**EXERCISE DATA:**
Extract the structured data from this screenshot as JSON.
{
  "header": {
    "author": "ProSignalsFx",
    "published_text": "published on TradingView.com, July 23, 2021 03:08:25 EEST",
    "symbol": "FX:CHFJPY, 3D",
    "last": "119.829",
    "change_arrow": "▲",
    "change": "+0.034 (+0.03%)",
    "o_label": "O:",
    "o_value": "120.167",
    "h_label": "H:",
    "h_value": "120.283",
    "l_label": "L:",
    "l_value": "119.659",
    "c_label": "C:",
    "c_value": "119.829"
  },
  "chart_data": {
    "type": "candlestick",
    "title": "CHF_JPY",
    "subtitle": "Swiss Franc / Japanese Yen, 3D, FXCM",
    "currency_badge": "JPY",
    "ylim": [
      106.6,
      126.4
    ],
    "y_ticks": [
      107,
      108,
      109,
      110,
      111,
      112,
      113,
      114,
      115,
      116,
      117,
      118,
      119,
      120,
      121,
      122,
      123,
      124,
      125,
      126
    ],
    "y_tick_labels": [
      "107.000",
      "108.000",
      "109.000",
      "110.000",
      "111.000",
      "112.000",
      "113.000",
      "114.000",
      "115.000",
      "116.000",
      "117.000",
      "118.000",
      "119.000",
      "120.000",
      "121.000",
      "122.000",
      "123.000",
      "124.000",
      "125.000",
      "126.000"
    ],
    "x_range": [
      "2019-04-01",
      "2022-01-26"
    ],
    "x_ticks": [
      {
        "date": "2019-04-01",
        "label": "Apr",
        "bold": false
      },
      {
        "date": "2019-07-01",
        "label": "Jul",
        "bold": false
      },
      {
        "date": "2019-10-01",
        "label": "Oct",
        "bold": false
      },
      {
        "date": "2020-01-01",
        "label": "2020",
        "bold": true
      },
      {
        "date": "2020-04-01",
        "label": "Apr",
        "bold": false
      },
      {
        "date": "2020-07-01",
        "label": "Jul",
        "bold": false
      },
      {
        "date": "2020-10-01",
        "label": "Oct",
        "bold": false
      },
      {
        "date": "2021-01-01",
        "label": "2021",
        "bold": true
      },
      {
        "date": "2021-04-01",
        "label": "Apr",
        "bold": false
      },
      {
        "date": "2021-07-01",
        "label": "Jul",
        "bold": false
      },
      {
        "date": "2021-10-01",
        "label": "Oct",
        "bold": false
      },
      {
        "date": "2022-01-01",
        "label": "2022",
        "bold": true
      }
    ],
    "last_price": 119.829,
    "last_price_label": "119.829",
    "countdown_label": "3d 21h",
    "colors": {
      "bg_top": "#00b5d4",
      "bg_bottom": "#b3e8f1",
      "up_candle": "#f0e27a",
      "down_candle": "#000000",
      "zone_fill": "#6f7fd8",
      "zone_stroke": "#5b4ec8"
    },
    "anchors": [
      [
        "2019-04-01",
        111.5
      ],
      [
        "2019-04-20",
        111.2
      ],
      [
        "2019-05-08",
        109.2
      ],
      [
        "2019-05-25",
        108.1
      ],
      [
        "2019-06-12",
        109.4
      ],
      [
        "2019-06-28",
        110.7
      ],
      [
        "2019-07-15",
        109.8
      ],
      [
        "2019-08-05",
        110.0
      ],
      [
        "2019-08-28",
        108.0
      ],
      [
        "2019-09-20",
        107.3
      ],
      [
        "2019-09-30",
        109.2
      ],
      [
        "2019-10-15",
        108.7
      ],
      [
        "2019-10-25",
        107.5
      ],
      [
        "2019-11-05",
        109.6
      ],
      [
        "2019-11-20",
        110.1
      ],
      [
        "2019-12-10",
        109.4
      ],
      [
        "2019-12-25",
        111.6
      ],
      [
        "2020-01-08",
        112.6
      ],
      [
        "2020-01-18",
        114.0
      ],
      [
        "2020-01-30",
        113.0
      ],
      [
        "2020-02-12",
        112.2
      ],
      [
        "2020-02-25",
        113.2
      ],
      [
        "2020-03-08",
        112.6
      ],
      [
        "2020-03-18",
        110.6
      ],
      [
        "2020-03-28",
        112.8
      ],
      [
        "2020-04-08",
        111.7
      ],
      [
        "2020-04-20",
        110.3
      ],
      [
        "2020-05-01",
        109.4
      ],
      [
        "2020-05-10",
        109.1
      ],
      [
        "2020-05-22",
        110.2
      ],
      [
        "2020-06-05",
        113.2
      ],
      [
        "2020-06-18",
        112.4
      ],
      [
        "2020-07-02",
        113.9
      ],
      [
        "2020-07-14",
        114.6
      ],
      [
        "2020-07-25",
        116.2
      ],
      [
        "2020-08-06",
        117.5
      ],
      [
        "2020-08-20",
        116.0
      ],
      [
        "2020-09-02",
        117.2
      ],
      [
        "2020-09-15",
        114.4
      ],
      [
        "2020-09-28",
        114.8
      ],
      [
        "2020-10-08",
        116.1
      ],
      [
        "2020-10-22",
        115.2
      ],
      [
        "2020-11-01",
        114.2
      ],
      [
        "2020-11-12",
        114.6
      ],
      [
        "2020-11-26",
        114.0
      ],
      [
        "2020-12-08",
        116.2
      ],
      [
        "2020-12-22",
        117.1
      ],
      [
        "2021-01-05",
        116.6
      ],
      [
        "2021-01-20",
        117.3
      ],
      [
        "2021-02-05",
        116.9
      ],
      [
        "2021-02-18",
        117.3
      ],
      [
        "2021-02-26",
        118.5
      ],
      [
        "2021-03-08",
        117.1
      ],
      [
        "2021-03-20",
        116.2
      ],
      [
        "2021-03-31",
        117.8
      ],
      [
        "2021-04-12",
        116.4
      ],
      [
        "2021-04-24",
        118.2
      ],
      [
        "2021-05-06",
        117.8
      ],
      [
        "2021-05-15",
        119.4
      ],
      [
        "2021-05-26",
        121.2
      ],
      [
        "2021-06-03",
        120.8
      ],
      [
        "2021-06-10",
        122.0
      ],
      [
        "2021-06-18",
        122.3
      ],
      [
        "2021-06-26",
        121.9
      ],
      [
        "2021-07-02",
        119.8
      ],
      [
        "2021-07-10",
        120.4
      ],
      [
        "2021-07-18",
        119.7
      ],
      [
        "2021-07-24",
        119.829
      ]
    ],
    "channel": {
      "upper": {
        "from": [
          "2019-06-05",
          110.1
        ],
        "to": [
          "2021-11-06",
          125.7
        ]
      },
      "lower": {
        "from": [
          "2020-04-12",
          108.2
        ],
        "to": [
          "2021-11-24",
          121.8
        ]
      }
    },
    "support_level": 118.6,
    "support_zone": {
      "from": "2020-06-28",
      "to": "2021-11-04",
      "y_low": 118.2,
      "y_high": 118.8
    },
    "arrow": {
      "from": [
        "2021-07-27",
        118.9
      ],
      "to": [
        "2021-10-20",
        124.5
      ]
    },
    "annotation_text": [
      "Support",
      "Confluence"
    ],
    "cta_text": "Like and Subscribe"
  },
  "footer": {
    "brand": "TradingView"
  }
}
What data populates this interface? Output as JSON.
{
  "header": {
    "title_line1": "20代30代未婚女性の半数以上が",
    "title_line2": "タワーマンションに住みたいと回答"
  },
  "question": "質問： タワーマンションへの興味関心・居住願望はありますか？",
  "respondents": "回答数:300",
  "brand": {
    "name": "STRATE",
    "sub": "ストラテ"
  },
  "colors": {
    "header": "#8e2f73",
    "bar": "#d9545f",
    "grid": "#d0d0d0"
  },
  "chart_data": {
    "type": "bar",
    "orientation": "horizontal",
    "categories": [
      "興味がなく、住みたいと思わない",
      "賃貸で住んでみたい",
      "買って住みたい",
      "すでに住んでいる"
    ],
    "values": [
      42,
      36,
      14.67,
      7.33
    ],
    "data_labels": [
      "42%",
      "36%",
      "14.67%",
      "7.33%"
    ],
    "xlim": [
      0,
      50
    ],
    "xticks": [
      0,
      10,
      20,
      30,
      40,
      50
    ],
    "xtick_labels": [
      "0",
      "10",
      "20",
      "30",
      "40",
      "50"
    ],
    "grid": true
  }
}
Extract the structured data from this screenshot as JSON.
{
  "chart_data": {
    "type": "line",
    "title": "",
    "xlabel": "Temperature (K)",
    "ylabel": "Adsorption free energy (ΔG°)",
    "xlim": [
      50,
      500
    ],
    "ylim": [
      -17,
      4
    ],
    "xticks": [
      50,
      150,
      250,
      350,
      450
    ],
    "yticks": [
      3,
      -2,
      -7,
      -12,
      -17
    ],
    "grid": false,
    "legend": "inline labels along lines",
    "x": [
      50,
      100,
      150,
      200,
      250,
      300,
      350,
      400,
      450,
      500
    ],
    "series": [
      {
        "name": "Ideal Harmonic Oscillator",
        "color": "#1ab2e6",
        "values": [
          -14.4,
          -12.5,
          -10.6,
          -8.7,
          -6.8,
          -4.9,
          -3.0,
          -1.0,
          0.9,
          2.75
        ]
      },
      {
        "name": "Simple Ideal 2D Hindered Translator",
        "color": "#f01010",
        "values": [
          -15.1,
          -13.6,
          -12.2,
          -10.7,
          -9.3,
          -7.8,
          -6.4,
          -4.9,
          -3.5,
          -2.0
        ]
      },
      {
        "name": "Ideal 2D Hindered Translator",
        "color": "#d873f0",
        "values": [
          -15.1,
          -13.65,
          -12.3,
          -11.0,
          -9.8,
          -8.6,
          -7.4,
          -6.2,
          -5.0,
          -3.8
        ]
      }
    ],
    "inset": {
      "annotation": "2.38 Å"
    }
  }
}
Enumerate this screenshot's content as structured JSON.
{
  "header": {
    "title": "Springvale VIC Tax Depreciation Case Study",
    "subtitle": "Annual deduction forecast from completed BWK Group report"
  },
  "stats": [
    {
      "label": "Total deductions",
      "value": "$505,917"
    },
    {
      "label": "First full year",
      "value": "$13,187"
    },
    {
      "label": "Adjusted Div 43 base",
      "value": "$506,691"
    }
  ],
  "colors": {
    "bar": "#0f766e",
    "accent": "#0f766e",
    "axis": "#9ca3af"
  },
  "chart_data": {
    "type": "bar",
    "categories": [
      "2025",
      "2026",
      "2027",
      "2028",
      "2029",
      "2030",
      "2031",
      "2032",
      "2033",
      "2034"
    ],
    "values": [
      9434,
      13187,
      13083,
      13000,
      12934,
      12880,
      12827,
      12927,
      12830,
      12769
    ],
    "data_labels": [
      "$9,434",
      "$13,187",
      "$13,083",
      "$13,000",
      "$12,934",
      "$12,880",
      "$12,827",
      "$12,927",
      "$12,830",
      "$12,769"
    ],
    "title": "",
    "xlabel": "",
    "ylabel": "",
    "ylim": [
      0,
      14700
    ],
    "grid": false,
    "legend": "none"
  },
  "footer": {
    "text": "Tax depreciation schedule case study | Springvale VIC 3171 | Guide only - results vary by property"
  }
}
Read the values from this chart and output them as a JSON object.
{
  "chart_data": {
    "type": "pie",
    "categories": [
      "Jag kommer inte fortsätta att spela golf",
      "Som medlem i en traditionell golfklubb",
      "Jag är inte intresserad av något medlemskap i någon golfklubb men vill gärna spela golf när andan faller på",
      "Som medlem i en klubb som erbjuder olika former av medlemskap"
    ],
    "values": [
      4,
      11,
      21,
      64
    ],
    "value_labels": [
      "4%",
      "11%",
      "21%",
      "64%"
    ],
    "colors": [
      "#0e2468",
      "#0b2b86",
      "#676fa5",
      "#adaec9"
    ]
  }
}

**REQUIREMENTS:** Return a copy of every line that includes the word "golfklubb".

**THE REPLY:**
      "Som medlem i en traditionell golfklubb",
      "Jag är inte intresserad av något medlemskap i någon golfklubb men vill gärna spela golf när andan faller på",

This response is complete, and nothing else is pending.